Copy out all lines where "frac" appears.

* * * *

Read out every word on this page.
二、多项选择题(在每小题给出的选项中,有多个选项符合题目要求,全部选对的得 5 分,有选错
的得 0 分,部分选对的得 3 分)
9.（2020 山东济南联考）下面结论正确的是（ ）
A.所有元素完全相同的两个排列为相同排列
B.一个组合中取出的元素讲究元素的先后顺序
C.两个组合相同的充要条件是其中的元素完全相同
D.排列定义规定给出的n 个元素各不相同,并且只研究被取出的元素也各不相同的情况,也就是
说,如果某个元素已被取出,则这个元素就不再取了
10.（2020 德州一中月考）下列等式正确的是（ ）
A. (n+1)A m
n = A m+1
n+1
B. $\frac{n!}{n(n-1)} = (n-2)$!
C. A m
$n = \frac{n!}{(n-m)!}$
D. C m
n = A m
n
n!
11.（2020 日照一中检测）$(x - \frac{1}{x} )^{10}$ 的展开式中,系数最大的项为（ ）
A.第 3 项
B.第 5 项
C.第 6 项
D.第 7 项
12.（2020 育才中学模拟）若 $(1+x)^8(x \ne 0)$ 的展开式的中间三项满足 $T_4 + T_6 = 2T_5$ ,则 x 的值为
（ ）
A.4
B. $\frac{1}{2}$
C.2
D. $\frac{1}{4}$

* * * *

Result for this task
B. $\frac{n!}{n(n-1)} = (n-2)$!
$n = \frac{n!}{(n-m)!}$
11.（2020 日照一中检测）$(x - \frac{1}{x} )^{10}$ 的展开式中,系数最大的项为（ ）
B. $\frac{1}{2}$
D. $\frac{1}{4}$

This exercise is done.